▶ [What is required]: Set down each entry from the block beneath, exactly as written.
* * * *
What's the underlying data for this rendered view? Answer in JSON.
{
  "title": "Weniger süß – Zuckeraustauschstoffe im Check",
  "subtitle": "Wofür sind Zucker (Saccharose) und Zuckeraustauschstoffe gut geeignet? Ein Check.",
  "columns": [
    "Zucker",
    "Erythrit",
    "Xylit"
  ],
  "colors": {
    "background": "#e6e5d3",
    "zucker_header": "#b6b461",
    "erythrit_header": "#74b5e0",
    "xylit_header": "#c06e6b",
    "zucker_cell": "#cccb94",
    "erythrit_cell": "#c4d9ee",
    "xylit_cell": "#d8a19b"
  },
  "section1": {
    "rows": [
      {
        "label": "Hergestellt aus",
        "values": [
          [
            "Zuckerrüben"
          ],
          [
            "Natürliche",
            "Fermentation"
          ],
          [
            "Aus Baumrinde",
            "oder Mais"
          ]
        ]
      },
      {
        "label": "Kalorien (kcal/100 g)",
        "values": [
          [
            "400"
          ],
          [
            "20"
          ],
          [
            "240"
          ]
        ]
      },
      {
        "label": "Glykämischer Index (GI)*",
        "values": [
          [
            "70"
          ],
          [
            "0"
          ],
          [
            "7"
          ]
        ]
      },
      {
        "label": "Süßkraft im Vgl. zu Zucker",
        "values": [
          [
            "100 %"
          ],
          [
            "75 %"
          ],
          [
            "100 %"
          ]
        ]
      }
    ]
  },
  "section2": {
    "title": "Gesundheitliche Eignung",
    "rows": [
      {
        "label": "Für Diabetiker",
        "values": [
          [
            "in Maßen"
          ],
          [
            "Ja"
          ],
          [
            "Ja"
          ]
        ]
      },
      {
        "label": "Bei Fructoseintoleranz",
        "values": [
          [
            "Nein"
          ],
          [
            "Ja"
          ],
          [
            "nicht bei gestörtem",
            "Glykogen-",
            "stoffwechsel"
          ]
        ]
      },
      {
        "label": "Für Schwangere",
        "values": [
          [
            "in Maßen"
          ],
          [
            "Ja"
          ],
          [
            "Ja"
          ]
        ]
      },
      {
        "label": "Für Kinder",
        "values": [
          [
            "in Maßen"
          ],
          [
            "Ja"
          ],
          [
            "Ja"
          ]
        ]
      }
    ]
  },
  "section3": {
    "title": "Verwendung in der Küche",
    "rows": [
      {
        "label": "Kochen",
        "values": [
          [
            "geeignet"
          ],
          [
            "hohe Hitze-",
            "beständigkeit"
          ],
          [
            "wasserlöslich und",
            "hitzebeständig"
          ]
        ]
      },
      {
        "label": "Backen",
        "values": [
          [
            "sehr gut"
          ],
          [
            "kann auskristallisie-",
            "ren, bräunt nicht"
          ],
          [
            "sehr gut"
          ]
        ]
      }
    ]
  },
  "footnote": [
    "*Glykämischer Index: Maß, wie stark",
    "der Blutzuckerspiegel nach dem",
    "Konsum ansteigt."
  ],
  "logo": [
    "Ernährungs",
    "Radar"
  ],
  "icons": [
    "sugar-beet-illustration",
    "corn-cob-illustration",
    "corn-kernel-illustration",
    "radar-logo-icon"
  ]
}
* * * *
▶ [Result]:
What's the underlying data for this rendered view? Answer in JSON.
{
  "title": "Weniger süß – Zuckeraustauschstoffe im Check",
  "subtitle": "Wofür sind Zucker (Saccharose) und Zuckeraustauschstoffe gut geeignet? Ein Check.",
  "columns": [
    "Zucker",
    "Erythrit",
    "Xylit"
  ],
  "colors": {
    "background": "#e6e5d3",
    "zucker_header": "#b6b461",
    "erythrit_header": "#74b5e0",
    "xylit_header": "#c06e6b",
    "zucker_cell": "#cccb94",
    "erythrit_cell": "#c4d9ee",
    "xylit_cell": "#d8a19b"
  },
  "section1": {
    "rows": [
      {
        "label": "Hergestellt aus",
        "values": [
          [
            "Zuckerrüben"
          ],
          [
            "Natürliche",
            "Fermentation"
          ],
          [
            "Aus Baumrinde",
            "oder Mais"
          ]
        ]
      },
      {
        "label": "Kalorien (kcal/100 g)",
        "values": [
          [
            "400"
          ],
          [
            "20"
          ],
          [
            "240"
          ]
        ]
      },
      {
        "label": "Glykämischer Index (GI)*",
        "values": [
          [
            "70"
          ],
          [
            "0"
          ],
          [
            "7"
          ]
        ]
      },
      {
        "label": "Süßkraft im Vgl. zu Zucker",
        "values": [
          [
            "100 %"
          ],
          [
            "75 %"
          ],
          [
            "100 %"
          ]
        ]
      }
    ]
  },
  "section2": {
    "title": "Gesundheitliche Eignung",
    "rows": [
      {
        "label": "Für Diabetiker",
        "values": [
          [
            "in Maßen"
          ],
          [
            "Ja"
          ],
          [
            "Ja"
          ]
        ]
      },
      {
        "label": "Bei Fructoseintoleranz",
        "values": [
          [
            "Nein"
          ],
          [
            "Ja"
          ],
          [
            "nicht bei gestörtem",
            "Glykogen-",
            "stoffwechsel"
          ]
        ]
      },
      {
        "label": "Für Schwangere",
        "values": [
          [
            "in Maßen"
          ],
          [
            "Ja"
          ],
          [
            "Ja"
          ]
        ]
      },
      {
        "label": "Für Kinder",
        "values": [
          [
            "in Maßen"
          ],
          [
            "Ja"
          ],
          [
            "Ja"
          ]
        ]
      }
    ]
  },
  "section3": {
    "title": "Verwendung in der Küche",
    "rows": [
      {
        "label": "Kochen",
        "values": [
          [
            "geeignet"
          ],
          [
            "hohe Hitze-",
            "beständigkeit"
          ],
          [
            "wasserlöslich und",
            "hitzebeständig"
          ]
        ]
      },
      {
        "label": "Backen",
        "values": [
          [
            "sehr gut"
          ],
          [
            "kann auskristallisie-",
            "ren, bräunt nicht"
          ],
          [
            "sehr gut"
          ]
        ]
      }
    ]
  },
  "footnote": [
    "*Glykämischer Index: Maß, wie stark",
    "der Blutzuckerspiegel nach dem",
    "Konsum ansteigt."
  ],
  "logo": [
    "Ernährungs",
    "Radar"
  ],
  "icons": [
    "sugar-beet-illustration",
    "corn-cob-illustration",
    "corn-kernel-illustration",
    "radar-logo-icon"
  ]
}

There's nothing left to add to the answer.